»»

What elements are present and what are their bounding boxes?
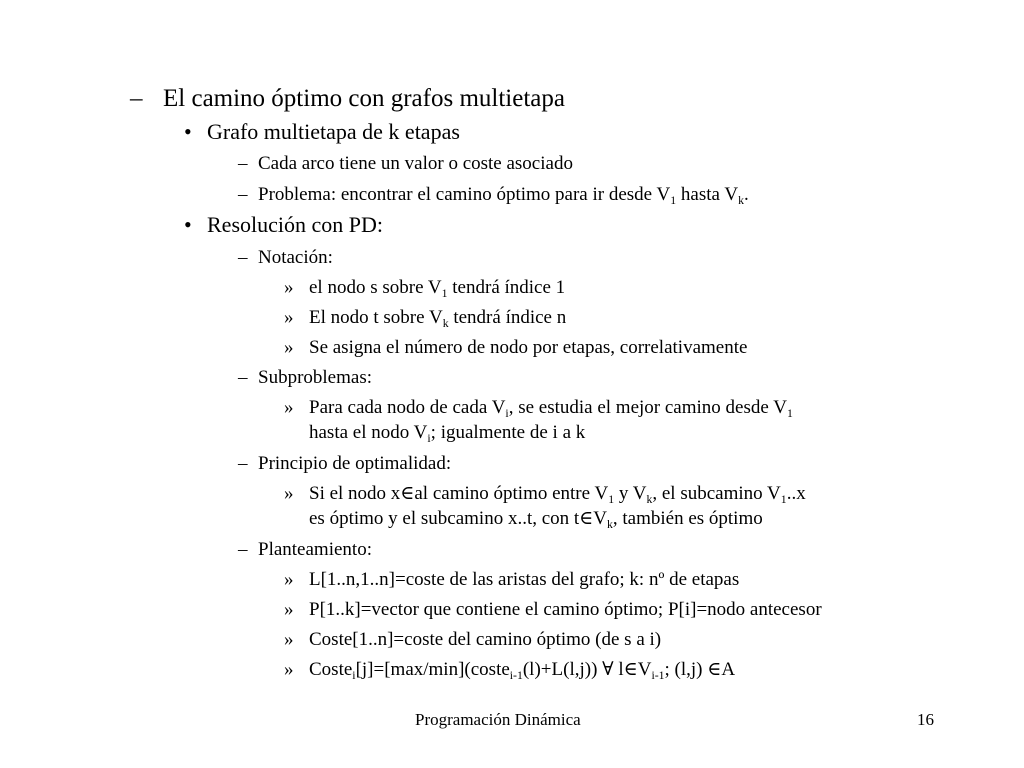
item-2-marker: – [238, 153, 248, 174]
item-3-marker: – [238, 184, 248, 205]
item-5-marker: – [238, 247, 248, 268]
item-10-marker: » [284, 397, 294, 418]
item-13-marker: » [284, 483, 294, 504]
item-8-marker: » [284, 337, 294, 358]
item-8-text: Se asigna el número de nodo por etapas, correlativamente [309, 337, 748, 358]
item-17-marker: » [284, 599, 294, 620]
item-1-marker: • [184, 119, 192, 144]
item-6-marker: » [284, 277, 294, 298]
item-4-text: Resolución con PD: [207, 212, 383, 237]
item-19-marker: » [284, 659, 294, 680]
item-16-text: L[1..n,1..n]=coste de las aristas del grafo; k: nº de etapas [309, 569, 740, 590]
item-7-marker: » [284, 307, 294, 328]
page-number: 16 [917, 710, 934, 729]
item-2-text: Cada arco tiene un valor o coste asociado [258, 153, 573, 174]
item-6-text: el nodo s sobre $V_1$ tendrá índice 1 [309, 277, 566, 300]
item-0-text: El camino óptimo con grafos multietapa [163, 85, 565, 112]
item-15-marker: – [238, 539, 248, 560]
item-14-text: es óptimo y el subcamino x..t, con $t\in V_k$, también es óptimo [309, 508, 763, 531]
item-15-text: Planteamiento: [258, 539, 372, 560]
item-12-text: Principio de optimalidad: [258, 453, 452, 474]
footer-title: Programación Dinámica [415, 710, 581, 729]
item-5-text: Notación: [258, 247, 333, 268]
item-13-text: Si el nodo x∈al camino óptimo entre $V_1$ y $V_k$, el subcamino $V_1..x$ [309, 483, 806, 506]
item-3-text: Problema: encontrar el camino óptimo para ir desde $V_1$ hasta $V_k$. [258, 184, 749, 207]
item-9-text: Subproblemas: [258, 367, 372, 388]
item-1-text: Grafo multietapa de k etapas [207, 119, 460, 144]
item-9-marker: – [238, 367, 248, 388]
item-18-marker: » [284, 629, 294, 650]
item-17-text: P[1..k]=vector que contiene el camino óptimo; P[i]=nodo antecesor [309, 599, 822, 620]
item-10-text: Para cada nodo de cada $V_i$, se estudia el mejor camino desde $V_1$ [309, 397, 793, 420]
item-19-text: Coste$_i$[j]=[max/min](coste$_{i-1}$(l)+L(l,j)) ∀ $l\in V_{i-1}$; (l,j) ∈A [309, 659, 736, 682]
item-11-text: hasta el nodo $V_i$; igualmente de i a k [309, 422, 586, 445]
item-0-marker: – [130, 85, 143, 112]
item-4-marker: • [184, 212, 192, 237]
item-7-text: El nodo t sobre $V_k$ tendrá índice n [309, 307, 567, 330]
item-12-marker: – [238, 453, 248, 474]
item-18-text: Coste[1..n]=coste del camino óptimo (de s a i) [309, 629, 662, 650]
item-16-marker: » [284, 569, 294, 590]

««
»»

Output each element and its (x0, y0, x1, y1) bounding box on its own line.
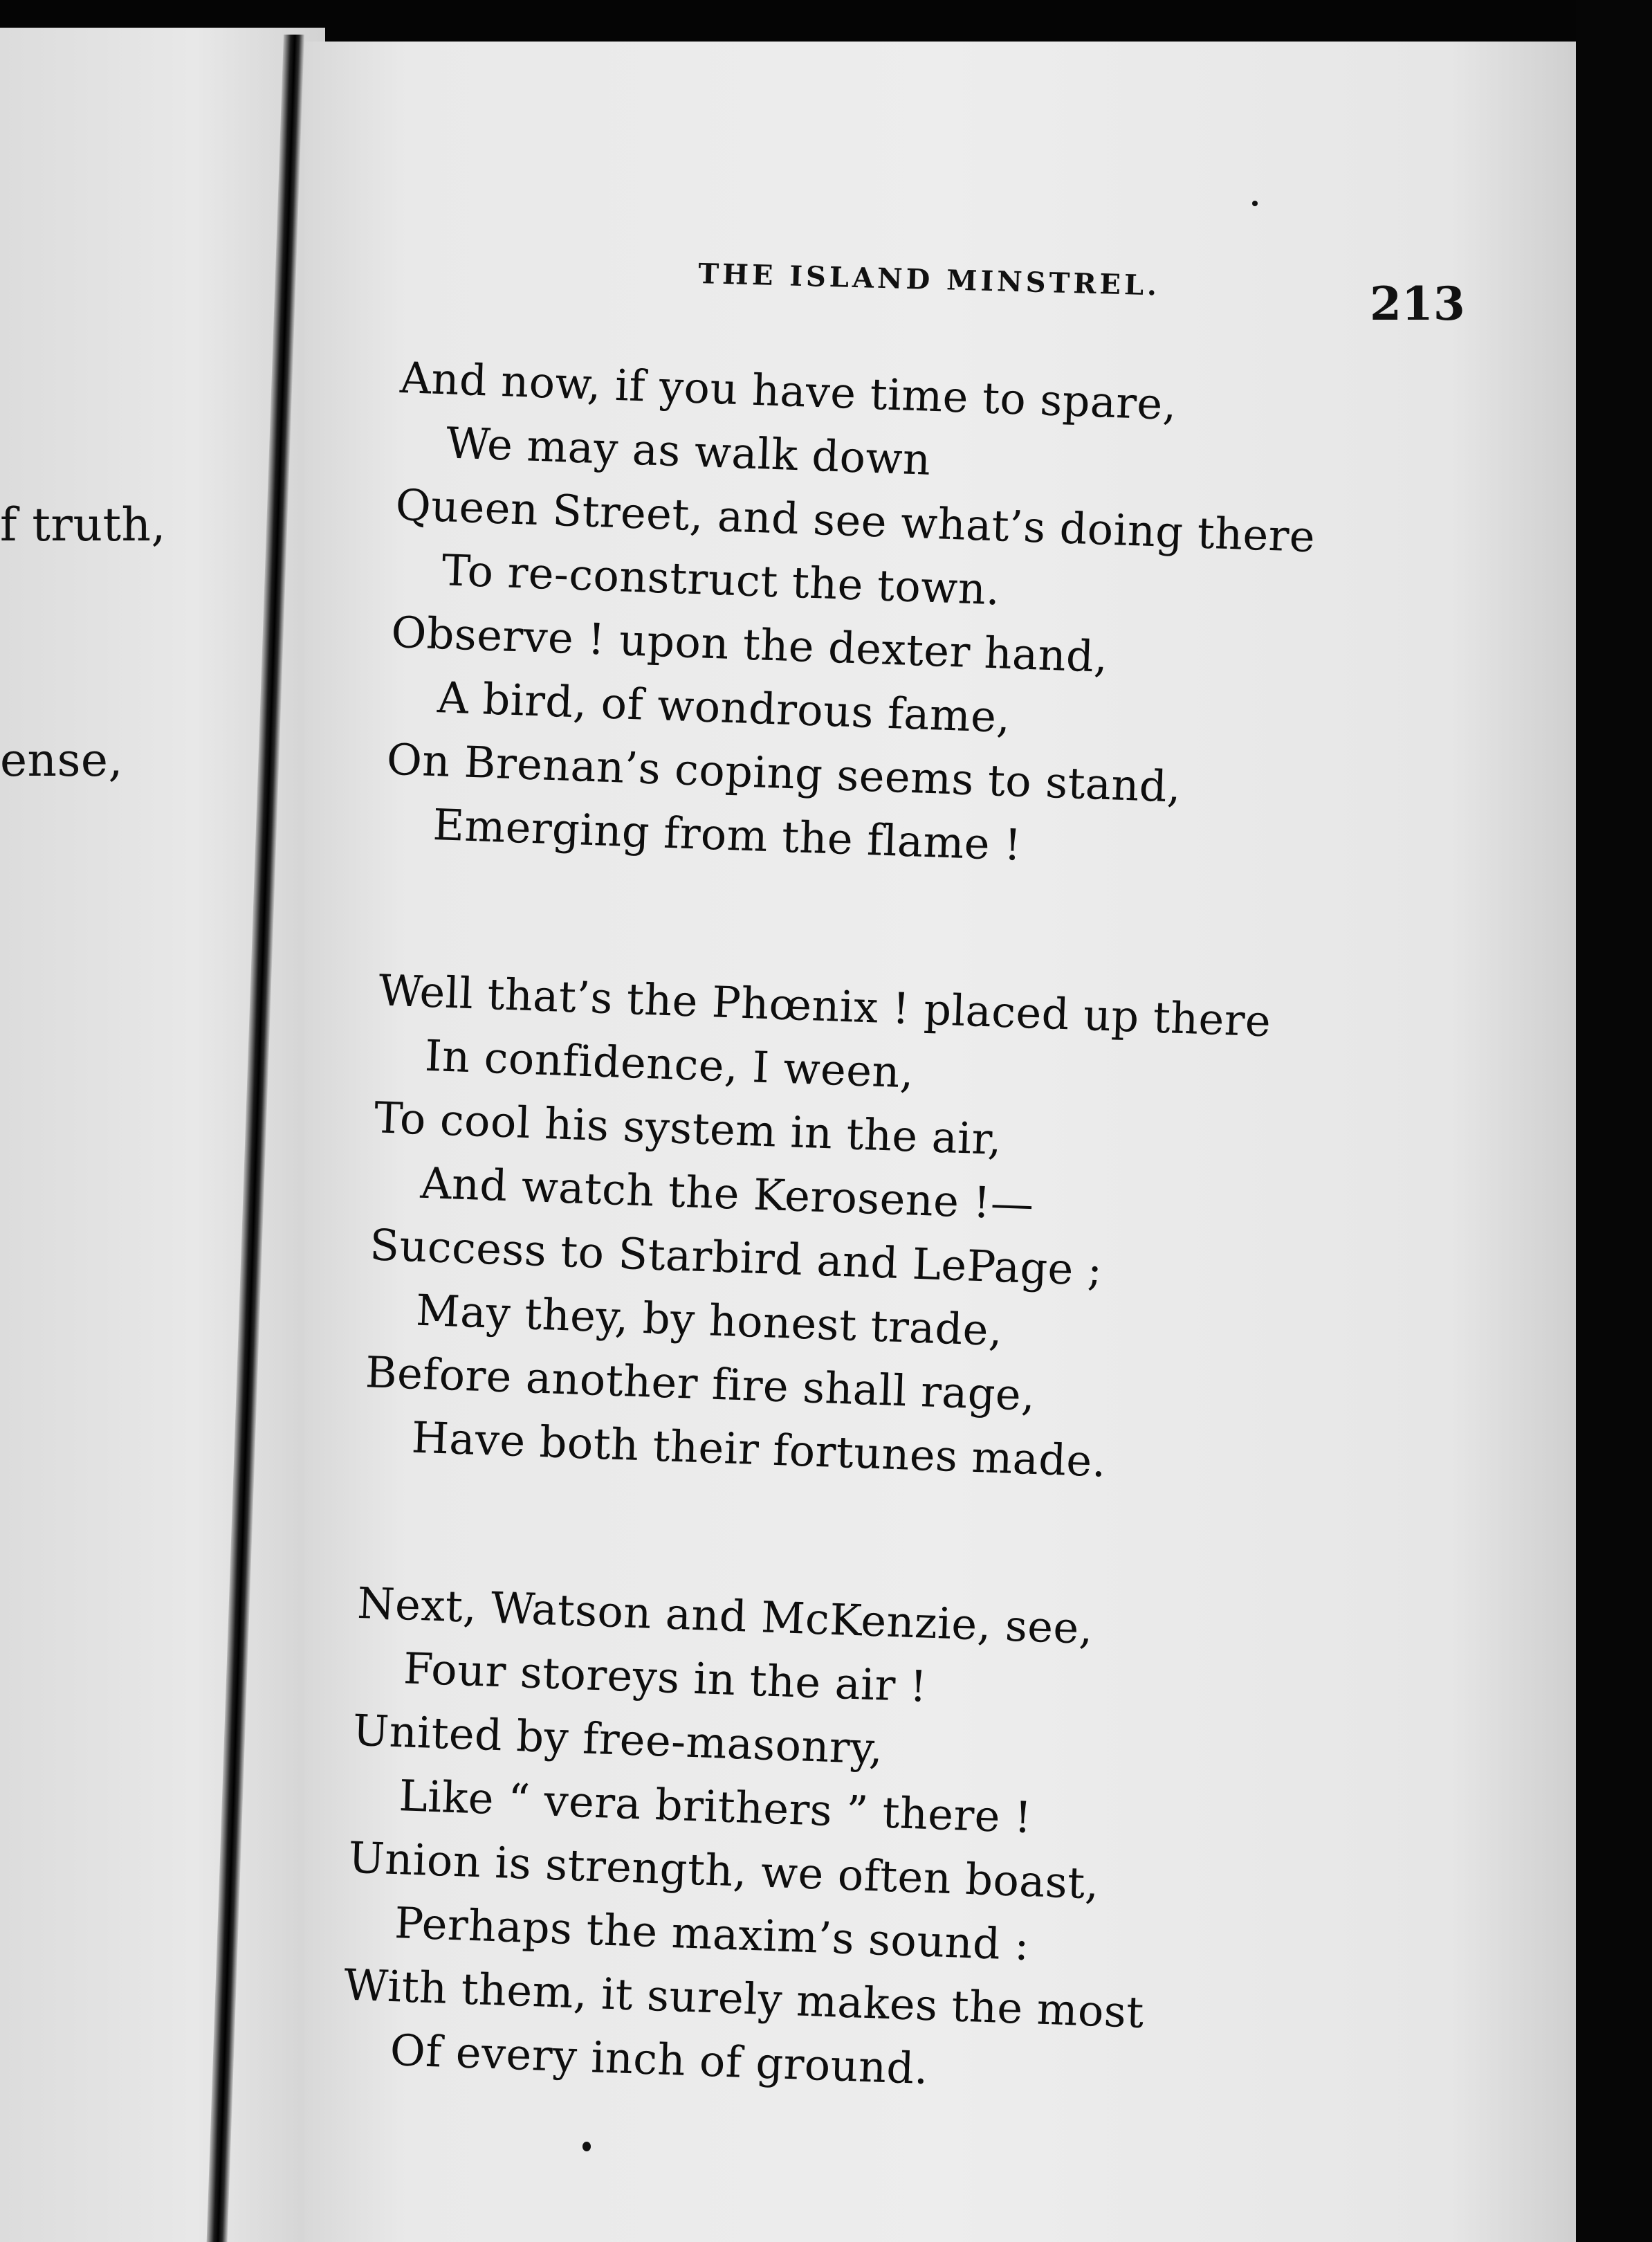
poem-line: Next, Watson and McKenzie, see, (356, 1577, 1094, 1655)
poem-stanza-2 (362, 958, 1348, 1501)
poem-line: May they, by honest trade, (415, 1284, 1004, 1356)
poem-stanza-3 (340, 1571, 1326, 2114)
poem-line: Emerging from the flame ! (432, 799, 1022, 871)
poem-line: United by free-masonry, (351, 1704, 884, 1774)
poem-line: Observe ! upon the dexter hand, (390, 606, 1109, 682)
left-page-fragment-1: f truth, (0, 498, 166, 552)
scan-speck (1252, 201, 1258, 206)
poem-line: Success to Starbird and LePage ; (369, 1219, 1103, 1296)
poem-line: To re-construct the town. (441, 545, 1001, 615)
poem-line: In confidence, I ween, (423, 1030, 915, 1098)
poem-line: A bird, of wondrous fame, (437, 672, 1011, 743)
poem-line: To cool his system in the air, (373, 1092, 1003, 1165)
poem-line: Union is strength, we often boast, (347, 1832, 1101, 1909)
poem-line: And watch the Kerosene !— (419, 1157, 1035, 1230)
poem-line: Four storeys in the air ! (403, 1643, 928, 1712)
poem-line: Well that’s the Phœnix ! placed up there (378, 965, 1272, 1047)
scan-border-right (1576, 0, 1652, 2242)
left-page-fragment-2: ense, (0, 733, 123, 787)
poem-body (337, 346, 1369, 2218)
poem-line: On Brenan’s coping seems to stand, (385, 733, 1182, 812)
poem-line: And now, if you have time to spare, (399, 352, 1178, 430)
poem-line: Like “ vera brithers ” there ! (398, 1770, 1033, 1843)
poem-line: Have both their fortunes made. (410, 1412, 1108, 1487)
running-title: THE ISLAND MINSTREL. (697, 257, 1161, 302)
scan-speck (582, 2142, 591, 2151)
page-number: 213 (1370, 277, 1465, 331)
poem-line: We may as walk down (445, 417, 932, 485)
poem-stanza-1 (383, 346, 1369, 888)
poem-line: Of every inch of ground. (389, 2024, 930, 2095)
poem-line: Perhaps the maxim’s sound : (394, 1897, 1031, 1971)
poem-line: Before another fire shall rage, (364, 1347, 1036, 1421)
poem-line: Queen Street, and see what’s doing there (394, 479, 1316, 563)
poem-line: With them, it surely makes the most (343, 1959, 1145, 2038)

««
»»

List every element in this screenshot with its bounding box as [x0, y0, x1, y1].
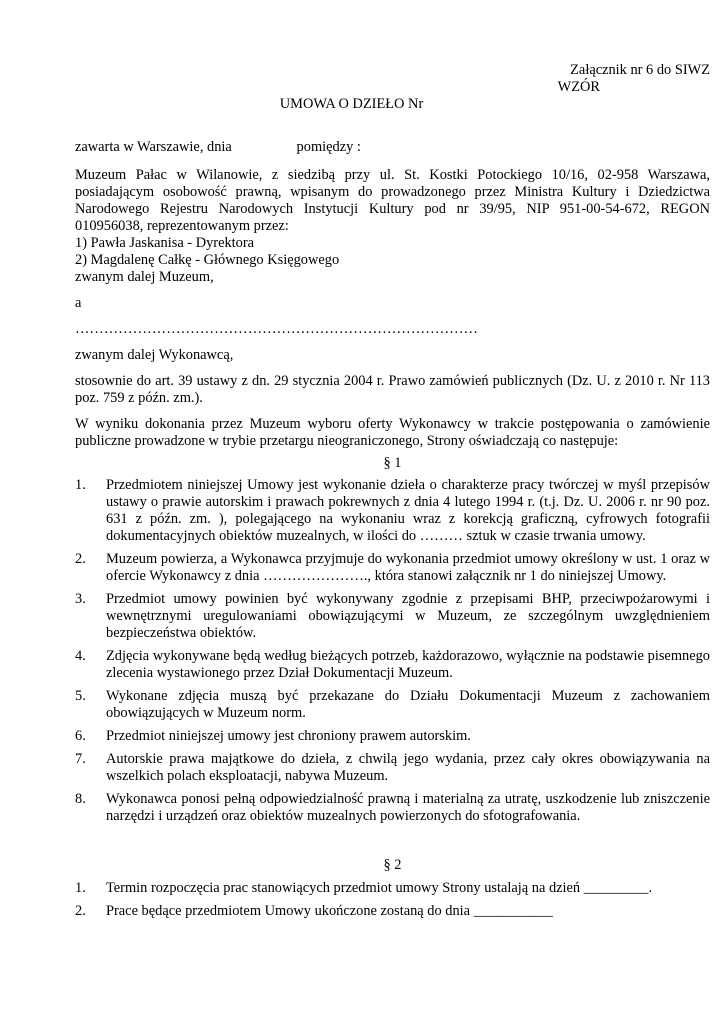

««

■ Task requirements: Return each line of the material above that contains the string "speck". Case counts, so only lines with that exact capitalization qualify.

■ Final result:
scan-speck (1252, 201, 1258, 206)
scan-speck (582, 2142, 591, 2151)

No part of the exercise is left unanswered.